● **Required task**:
Pull out each line of the data that includes the word "Current".

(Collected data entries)
++++++
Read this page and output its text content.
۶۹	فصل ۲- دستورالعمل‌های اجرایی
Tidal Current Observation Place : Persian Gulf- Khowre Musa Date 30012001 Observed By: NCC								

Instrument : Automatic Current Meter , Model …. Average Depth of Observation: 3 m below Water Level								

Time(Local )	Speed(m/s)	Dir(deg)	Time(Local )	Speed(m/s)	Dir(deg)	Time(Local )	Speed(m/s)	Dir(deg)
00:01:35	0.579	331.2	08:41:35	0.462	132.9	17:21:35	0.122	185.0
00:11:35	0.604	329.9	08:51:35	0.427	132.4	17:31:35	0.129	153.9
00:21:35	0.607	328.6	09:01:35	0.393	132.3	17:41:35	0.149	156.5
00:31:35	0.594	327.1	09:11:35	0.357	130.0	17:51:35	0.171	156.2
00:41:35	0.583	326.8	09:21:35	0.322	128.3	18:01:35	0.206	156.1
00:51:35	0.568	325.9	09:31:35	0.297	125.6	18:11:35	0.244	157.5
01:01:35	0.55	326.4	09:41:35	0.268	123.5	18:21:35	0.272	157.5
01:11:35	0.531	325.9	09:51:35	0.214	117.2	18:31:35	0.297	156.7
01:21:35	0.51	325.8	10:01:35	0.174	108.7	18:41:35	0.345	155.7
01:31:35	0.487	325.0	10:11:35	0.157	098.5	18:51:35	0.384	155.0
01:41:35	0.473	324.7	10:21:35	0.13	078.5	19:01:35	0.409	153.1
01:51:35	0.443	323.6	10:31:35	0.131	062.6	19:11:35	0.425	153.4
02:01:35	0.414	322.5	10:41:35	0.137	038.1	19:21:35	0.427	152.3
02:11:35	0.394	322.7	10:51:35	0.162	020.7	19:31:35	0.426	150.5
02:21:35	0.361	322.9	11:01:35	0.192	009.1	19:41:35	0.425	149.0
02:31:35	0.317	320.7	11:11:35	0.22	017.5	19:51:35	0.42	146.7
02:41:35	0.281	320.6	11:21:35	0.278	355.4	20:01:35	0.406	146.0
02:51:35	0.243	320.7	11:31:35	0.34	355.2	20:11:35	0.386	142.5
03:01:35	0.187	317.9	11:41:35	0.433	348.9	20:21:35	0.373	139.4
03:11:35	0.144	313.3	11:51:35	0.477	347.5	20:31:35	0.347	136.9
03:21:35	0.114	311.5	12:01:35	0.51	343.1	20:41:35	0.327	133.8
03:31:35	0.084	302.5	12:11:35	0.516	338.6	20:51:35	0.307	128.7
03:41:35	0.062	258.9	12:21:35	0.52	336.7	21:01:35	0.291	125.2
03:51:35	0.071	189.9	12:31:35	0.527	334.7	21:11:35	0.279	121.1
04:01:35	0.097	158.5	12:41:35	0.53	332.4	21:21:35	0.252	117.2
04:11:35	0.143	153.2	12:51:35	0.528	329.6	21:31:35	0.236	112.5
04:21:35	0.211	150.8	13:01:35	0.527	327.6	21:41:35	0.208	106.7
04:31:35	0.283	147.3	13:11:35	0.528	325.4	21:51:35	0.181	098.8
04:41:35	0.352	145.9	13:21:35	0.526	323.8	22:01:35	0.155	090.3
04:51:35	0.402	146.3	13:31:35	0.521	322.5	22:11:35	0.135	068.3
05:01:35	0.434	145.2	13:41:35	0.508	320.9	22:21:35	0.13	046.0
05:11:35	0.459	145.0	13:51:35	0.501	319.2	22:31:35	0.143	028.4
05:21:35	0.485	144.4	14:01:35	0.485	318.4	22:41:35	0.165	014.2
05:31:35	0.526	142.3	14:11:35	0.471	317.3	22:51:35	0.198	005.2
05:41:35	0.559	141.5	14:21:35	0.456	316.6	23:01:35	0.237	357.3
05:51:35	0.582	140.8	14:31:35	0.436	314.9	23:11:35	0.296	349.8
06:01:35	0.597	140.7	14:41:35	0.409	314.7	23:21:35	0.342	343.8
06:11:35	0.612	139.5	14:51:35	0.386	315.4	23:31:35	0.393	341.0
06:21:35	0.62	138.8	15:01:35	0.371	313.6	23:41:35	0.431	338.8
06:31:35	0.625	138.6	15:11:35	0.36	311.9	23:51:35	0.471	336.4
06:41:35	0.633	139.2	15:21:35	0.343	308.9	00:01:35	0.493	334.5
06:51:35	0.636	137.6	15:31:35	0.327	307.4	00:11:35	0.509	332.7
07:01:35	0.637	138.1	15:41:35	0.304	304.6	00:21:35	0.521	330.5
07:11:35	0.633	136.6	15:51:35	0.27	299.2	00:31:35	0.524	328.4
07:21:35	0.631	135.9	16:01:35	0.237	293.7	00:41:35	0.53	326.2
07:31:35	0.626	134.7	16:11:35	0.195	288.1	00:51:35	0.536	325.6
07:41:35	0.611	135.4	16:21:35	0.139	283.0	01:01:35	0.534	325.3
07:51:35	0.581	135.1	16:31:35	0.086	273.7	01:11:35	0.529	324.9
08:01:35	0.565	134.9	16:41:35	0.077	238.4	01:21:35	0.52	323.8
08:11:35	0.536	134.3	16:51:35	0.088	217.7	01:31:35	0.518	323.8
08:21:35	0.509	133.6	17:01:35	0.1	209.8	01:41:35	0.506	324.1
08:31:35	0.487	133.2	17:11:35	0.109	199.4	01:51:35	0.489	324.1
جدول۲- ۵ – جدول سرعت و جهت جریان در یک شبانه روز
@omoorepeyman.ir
++++++
● **Completed exercise**:
Tidal Current Observation Place : Persian Gulf- Khowre Musa Date 30012001 Observed By: NCC								
Instrument : Automatic Current Meter , Model …. Average Depth of Observation: 3 m below Water Level								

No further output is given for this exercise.